Requirement >> Skip the pictures and quote all of the lines exactly.
::: Records supplied
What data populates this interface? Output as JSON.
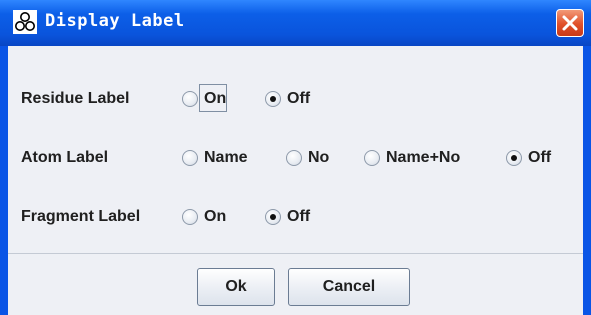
{
  "window": {
    "title": "Display Label",
    "app_icon": "molecule-icon",
    "close_icon": "close-icon"
  },
  "rows": [
    {
      "label": "Residue Label",
      "options": [
        {
          "label": "On",
          "selected": false,
          "focused": true
        },
        {
          "label": "Off",
          "selected": true,
          "focused": false
        }
      ]
    },
    {
      "label": "Atom Label",
      "options": [
        {
          "label": "Name",
          "selected": false
        },
        {
          "label": "No",
          "selected": false
        },
        {
          "label": "Name+No",
          "selected": false
        },
        {
          "label": "Off",
          "selected": true
        }
      ]
    },
    {
      "label": "Fragment Label",
      "options": [
        {
          "label": "On",
          "selected": false
        },
        {
          "label": "Off",
          "selected": true
        }
      ]
    }
  ],
  "buttons": {
    "ok": "Ok",
    "cancel": "Cancel"
  },
  "colors": {
    "titlebar": "#0a55e6",
    "client_bg": "#eef0f5",
    "close_button": "#e0502a"
  }
}
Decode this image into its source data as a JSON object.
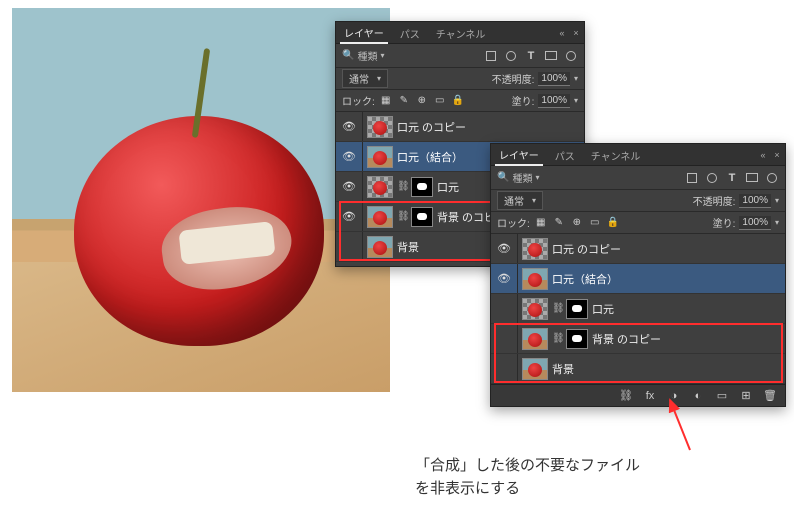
{
  "tabs": {
    "layers": "レイヤー",
    "paths": "パス",
    "channels": "チャンネル"
  },
  "filter": {
    "label": "種類"
  },
  "blend": {
    "mode": "通常",
    "opacity_label": "不透明度:",
    "opacity_value": "100%"
  },
  "lock": {
    "label": "ロック:",
    "fill_label": "塗り:",
    "fill_value": "100%"
  },
  "layers_list": [
    {
      "name": "口元 のコピー",
      "visible": true,
      "selected": false,
      "thumb": "trans",
      "mask": false
    },
    {
      "name": "口元（結合）",
      "visible": true,
      "selected": true,
      "thumb": "applebg",
      "mask": false
    },
    {
      "name": "口元",
      "visible": true,
      "selected": false,
      "thumb": "trans",
      "mask": true
    },
    {
      "name": "背景 のコピー",
      "visible": true,
      "selected": false,
      "thumb": "applebg",
      "mask": true
    },
    {
      "name": "背景",
      "visible": false,
      "selected": false,
      "thumb": "applebg",
      "mask": false
    }
  ],
  "panel2_visibility": [
    true,
    true,
    false,
    false,
    false
  ],
  "annotation": {
    "line1": "「合成」した後の不要なファイル",
    "line2": "を非表示にする"
  }
}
::::::
Complete response >>
What data populates this interface? Output as JSON.
{
  "window": {
    "title": "Display Label",
    "app_icon": "molecule-icon",
    "close_icon": "close-icon"
  },
  "rows": [
    {
      "label": "Residue Label",
      "options": [
        {
          "label": "On",
          "selected": false,
          "focused": true
        },
        {
          "label": "Off",
          "selected": true,
          "focused": false
        }
      ]
    },
    {
      "label": "Atom Label",
      "options": [
        {
          "label": "Name",
          "selected": false
        },
        {
          "label": "No",
          "selected": false
        },
        {
          "label": "Name+No",
          "selected": false
        },
        {
          "label": "Off",
          "selected": true
        }
      ]
    },
    {
      "label": "Fragment Label",
      "options": [
        {
          "label": "On",
          "selected": false
        },
        {
          "label": "Off",
          "selected": true
        }
      ]
    }
  ],
  "buttons": {
    "ok": "Ok",
    "cancel": "Cancel"
  },
  "colors": {
    "titlebar": "#0a55e6",
    "client_bg": "#eef0f5",
    "close_button": "#e0502a"
  }
}
Decode this image into its source data as a JSON object.
{
  "tabs": {
    "layers": "レイヤー",
    "paths": "パス",
    "channels": "チャンネル"
  },
  "filter": {
    "label": "種類"
  },
  "blend": {
    "mode": "通常",
    "opacity_label": "不透明度:",
    "opacity_value": "100%"
  },
  "lock": {
    "label": "ロック:",
    "fill_label": "塗り:",
    "fill_value": "100%"
  },
  "layers_list": [
    {
      "name": "口元 のコピー",
      "visible": true,
      "selected": false,
      "thumb": "trans",
      "mask": false
    },
    {
      "name": "口元（結合）",
      "visible": true,
      "selected": true,
      "thumb": "applebg",
      "mask": false
    },
    {
      "name": "口元",
      "visible": true,
      "selected": false,
      "thumb": "trans",
      "mask": true
    },
    {
      "name": "背景 のコピー",
      "visible": true,
      "selected": false,
      "thumb": "applebg",
      "mask": true
    },
    {
      "name": "背景",
      "visible": false,
      "selected": false,
      "thumb": "applebg",
      "mask": false
    }
  ],
  "panel2_visibility": [
    true,
    true,
    false,
    false,
    false
  ],
  "annotation": {
    "line1": "「合成」した後の不要なファイル",
    "line2": "を非表示にする"
  }
}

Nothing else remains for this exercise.